* START Data for this exercise *

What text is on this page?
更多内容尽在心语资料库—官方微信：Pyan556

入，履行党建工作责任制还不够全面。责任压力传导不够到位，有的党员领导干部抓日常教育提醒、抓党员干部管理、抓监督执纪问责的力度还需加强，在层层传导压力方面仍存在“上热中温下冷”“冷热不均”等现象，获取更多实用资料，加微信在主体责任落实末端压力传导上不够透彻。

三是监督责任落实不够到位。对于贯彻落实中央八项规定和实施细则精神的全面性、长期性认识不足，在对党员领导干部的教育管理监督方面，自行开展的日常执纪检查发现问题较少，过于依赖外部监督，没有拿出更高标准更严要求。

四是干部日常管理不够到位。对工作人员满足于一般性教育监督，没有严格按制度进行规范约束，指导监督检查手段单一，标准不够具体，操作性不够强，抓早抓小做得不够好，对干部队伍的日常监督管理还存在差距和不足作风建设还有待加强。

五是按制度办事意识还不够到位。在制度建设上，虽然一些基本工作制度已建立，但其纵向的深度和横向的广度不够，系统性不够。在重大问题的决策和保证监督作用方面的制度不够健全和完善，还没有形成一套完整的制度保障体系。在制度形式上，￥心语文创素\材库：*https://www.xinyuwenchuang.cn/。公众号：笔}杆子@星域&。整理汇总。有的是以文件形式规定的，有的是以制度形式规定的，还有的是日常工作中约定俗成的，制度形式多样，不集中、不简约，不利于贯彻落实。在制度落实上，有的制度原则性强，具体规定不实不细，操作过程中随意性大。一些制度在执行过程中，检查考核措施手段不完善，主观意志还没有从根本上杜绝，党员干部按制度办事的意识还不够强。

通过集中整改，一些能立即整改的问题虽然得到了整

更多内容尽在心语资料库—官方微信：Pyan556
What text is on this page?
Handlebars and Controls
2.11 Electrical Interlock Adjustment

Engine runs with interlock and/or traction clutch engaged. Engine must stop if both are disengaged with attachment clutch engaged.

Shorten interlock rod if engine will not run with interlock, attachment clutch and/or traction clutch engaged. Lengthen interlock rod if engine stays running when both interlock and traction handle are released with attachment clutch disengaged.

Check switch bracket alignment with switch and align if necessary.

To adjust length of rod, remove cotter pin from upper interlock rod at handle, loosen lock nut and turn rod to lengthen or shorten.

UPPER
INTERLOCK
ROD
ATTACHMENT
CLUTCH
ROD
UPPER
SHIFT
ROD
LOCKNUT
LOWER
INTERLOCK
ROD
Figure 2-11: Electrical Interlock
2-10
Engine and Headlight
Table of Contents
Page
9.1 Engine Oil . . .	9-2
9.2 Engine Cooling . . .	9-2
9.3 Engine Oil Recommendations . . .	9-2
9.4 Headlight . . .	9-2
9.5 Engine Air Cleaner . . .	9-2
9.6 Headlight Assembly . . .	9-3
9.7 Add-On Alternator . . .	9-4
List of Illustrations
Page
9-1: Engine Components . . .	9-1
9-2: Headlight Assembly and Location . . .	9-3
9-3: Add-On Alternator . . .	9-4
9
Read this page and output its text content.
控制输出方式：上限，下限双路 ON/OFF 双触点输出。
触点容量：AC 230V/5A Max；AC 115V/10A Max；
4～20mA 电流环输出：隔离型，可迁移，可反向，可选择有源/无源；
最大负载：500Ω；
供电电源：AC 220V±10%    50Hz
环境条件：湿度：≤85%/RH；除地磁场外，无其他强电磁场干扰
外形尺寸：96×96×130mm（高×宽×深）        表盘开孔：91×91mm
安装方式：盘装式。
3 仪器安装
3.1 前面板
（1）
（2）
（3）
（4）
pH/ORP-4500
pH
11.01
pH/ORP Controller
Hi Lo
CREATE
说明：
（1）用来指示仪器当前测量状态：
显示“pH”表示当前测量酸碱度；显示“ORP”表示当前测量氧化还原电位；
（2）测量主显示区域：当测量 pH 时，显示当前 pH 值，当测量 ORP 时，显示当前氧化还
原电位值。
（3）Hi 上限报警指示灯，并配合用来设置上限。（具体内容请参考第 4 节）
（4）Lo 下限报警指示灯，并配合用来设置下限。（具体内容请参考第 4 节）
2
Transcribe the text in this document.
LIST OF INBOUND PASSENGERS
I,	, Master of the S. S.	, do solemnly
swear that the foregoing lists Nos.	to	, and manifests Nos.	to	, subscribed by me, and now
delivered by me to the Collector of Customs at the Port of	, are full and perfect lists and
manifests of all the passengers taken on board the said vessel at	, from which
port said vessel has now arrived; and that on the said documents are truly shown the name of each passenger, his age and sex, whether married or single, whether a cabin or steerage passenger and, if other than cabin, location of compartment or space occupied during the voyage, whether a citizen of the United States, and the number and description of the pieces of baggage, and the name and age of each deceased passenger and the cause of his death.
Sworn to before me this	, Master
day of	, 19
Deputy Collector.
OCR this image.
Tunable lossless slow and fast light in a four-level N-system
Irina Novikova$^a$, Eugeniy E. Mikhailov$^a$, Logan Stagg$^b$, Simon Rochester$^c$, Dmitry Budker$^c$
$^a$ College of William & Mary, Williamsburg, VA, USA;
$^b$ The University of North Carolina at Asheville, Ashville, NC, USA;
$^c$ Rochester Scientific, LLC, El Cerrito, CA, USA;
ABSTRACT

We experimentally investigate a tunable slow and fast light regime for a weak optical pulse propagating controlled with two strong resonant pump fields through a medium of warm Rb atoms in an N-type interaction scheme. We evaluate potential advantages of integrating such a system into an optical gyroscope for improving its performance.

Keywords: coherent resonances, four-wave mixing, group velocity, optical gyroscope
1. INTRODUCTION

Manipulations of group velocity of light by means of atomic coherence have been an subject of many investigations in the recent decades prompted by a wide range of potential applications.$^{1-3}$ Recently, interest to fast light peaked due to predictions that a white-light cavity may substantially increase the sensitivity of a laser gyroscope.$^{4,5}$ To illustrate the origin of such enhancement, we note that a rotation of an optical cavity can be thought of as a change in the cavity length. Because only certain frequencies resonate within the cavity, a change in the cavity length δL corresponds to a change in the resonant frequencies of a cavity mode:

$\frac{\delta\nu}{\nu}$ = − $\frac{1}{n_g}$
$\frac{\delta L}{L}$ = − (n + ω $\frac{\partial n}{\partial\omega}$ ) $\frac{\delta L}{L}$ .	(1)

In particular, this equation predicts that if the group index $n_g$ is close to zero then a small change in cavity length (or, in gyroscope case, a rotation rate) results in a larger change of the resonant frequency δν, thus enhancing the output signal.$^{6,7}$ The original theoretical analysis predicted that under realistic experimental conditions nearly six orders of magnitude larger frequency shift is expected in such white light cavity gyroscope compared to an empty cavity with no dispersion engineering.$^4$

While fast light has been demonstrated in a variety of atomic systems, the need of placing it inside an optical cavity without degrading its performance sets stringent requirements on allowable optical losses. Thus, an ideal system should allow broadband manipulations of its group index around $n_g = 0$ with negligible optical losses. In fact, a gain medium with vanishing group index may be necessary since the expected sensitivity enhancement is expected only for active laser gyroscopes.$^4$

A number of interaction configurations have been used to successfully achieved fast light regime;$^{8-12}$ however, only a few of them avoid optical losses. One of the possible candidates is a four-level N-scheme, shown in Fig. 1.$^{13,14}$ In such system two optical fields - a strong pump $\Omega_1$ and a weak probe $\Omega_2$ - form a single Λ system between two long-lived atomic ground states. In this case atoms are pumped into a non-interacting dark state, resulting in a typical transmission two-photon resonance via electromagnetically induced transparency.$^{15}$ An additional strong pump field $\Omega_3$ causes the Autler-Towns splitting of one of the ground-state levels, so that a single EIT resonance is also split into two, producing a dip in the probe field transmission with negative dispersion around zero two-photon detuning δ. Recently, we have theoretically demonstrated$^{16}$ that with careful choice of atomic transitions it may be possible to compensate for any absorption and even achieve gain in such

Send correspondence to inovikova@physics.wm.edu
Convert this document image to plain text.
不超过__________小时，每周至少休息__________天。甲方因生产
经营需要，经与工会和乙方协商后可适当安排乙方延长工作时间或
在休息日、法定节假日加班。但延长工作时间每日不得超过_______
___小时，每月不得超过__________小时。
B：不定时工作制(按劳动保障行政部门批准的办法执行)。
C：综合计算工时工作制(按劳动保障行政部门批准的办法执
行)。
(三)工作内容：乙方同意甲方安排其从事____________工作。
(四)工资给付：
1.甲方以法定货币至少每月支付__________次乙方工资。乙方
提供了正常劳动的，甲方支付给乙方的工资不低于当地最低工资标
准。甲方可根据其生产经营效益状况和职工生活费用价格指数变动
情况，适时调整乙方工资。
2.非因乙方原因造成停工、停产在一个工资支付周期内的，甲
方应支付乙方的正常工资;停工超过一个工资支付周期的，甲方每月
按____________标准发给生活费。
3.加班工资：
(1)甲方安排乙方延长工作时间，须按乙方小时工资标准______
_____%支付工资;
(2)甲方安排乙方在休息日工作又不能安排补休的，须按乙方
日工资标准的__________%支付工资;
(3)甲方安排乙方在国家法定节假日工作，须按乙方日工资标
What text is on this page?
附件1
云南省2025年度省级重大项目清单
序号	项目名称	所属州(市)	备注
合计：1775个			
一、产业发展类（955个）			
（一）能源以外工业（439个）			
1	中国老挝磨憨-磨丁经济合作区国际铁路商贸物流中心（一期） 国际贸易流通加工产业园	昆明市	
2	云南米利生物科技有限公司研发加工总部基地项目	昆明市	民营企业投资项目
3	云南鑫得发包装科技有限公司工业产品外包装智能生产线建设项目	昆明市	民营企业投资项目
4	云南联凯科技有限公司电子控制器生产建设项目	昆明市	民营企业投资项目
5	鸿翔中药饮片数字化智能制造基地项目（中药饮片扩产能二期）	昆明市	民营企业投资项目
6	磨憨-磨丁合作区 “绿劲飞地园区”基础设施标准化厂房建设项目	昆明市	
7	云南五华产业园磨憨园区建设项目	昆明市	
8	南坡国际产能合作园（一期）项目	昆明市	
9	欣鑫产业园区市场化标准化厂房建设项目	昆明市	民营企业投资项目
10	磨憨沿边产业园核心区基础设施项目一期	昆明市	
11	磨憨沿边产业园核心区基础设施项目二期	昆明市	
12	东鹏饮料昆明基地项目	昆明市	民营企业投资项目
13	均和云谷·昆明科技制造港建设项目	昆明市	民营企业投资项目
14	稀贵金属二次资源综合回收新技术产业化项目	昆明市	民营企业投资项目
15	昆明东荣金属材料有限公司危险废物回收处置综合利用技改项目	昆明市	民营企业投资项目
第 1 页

* END Data for this exercise *

Given task
Extract every line containing the string "Master" from the data above.

Full answer
I,	, Master of the S. S.	, do solemnly
Sworn to before me this	, Master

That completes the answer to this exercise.